Exercise directions → List each line of the data in which the string "text" appears.

Collected data
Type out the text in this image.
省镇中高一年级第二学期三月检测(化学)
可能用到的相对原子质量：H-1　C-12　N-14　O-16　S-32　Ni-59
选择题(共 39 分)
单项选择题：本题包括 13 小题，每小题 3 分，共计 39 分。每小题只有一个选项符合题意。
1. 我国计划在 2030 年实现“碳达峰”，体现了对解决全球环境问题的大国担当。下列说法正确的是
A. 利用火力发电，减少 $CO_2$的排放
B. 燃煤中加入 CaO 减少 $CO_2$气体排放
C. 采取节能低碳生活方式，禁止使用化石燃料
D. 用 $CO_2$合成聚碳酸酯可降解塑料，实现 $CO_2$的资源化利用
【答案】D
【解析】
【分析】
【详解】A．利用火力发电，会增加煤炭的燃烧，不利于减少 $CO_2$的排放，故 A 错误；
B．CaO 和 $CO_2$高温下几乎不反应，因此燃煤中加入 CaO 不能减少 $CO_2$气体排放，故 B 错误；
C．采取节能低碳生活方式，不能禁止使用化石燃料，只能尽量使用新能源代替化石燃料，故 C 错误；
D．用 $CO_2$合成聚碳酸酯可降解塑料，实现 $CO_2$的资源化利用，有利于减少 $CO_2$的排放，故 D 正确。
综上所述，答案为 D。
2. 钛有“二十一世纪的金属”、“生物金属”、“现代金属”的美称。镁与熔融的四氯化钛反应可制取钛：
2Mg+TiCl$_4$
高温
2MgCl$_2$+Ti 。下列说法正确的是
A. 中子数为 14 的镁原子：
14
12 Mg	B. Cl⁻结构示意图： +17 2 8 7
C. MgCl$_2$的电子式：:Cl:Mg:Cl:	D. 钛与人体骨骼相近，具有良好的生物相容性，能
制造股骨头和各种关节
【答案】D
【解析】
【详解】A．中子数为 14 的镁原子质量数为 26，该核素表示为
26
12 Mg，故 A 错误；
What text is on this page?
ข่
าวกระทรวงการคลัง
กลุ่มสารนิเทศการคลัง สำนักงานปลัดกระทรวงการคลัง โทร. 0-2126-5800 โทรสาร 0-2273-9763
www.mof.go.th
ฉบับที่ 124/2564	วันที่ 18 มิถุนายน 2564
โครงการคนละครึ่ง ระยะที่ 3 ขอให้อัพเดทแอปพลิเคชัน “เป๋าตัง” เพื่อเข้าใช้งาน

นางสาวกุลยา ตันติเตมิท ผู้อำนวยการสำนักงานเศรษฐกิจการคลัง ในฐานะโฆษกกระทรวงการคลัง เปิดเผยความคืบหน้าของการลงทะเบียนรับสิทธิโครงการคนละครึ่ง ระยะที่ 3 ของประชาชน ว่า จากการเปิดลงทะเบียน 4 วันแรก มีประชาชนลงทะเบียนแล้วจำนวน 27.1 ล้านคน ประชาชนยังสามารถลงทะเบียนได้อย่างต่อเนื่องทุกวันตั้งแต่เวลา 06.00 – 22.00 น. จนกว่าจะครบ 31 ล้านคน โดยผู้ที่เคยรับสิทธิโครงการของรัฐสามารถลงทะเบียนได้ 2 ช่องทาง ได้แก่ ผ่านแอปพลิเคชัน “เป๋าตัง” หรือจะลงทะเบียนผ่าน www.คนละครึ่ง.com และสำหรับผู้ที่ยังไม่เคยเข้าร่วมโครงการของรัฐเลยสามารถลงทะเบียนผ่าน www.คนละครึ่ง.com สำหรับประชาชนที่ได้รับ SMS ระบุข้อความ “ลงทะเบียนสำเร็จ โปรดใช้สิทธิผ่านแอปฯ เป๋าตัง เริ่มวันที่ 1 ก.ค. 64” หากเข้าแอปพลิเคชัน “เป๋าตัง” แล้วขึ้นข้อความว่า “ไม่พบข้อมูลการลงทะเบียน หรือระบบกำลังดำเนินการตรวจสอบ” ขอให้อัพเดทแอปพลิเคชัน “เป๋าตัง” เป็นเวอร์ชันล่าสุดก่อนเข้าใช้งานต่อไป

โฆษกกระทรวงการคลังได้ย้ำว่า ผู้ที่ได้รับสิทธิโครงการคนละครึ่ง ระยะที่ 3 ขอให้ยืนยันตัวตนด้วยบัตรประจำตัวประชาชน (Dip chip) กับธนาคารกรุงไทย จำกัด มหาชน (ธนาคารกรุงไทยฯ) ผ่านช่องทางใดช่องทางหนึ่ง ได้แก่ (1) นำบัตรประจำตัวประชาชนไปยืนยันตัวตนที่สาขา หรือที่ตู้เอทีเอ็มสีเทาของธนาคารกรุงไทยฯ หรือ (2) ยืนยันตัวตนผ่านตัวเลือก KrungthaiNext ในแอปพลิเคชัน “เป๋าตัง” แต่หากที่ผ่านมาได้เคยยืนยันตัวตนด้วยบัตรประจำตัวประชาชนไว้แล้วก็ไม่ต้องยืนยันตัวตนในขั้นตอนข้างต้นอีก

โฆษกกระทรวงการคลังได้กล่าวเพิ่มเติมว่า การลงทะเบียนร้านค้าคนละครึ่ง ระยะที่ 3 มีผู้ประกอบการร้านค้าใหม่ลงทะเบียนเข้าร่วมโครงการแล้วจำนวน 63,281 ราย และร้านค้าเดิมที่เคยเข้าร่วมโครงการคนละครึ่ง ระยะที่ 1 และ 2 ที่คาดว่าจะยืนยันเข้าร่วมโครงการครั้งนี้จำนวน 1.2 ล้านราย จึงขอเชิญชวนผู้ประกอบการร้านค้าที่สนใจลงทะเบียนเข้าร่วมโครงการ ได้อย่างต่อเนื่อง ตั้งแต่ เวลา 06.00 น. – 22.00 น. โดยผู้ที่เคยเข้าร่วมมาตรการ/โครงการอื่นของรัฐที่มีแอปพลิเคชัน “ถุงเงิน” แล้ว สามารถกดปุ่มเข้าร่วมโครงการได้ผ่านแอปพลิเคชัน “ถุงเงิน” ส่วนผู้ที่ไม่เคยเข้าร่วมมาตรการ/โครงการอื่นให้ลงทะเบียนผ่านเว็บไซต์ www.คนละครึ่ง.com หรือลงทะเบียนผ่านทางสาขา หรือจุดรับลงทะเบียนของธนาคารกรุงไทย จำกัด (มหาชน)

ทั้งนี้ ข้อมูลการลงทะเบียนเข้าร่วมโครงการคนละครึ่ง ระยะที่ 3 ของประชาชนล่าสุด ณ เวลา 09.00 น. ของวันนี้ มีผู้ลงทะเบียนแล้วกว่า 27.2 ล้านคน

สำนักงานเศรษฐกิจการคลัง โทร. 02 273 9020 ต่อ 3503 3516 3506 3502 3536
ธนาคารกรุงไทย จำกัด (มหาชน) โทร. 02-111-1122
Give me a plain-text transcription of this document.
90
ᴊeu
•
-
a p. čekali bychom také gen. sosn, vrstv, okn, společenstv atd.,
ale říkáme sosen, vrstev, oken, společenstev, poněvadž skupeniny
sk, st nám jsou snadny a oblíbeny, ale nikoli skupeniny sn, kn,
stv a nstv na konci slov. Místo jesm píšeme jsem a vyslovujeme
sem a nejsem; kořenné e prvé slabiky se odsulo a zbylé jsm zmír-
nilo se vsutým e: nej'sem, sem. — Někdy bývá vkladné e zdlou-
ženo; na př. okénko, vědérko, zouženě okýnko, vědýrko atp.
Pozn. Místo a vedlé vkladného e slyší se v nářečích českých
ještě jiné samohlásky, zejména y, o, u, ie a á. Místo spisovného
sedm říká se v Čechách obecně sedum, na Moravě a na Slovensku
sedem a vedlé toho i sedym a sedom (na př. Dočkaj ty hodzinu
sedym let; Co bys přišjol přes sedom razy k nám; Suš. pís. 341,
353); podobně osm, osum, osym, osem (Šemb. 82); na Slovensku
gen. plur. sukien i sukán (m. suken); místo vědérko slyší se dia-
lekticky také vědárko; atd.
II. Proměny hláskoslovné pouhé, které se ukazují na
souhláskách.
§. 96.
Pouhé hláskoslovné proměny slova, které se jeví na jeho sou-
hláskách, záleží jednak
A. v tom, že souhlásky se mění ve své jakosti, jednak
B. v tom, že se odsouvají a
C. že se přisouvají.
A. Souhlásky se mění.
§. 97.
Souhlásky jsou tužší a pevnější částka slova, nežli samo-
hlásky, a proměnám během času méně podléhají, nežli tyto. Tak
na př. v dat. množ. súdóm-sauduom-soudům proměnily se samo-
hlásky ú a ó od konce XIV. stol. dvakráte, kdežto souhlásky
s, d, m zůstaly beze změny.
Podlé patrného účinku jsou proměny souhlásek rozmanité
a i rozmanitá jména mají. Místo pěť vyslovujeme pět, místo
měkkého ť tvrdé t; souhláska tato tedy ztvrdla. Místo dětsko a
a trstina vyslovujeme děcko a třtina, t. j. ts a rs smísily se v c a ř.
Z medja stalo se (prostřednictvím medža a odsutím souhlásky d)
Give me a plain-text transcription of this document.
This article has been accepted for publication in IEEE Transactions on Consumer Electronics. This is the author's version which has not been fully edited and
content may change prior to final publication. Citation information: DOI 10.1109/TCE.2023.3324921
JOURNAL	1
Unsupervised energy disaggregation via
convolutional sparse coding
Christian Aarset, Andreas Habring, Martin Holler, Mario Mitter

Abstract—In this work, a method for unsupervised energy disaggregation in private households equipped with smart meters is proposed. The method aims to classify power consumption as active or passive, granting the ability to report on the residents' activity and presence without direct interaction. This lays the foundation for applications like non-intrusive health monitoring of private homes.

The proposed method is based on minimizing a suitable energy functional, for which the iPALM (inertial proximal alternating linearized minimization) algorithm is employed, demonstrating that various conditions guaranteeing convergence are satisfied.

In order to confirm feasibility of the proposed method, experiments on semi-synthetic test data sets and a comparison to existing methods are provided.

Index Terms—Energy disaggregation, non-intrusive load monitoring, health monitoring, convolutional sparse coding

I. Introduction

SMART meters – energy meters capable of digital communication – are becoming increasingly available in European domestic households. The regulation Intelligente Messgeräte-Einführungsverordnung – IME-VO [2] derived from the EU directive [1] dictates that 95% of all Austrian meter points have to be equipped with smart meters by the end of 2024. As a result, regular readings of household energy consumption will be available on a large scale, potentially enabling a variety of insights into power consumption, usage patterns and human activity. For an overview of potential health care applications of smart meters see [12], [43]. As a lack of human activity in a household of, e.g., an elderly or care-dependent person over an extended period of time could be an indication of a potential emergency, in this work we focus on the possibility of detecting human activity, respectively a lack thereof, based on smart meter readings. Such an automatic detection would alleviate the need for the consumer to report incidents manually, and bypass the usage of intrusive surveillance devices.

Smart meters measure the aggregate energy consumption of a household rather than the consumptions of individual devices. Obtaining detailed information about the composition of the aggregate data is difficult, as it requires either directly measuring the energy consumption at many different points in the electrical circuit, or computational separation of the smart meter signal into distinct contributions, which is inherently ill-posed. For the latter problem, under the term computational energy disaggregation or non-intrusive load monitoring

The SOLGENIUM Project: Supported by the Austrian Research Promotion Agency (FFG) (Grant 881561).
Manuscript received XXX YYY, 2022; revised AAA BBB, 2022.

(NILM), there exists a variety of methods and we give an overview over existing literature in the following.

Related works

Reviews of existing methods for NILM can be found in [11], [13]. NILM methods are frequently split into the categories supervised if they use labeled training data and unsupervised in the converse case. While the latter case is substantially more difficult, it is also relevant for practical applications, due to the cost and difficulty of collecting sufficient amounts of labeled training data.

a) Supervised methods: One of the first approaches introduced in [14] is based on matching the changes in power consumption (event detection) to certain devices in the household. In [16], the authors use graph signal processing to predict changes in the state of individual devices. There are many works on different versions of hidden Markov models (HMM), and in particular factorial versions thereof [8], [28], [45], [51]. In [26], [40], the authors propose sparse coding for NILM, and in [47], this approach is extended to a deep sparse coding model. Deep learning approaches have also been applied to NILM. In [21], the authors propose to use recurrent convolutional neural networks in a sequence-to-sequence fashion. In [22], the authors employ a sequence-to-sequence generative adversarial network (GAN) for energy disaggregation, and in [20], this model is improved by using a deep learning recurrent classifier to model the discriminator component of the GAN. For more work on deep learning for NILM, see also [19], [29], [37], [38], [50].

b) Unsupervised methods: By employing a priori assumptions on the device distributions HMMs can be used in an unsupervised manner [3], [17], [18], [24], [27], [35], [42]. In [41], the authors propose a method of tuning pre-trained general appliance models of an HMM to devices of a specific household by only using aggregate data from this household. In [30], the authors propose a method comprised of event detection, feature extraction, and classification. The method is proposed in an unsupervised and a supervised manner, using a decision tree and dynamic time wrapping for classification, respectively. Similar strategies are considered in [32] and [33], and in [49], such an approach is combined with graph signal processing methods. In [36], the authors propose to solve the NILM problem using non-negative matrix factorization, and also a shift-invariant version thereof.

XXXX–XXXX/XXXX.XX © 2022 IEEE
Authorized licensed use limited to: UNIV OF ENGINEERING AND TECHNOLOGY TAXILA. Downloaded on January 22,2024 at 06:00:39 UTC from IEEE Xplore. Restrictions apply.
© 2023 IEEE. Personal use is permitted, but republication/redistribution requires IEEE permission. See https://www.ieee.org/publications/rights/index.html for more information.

Solution →
Type out the text in this image.
What text is on this page?
Give me a plain-text transcription of this document.
Give me a plain-text transcription of this document.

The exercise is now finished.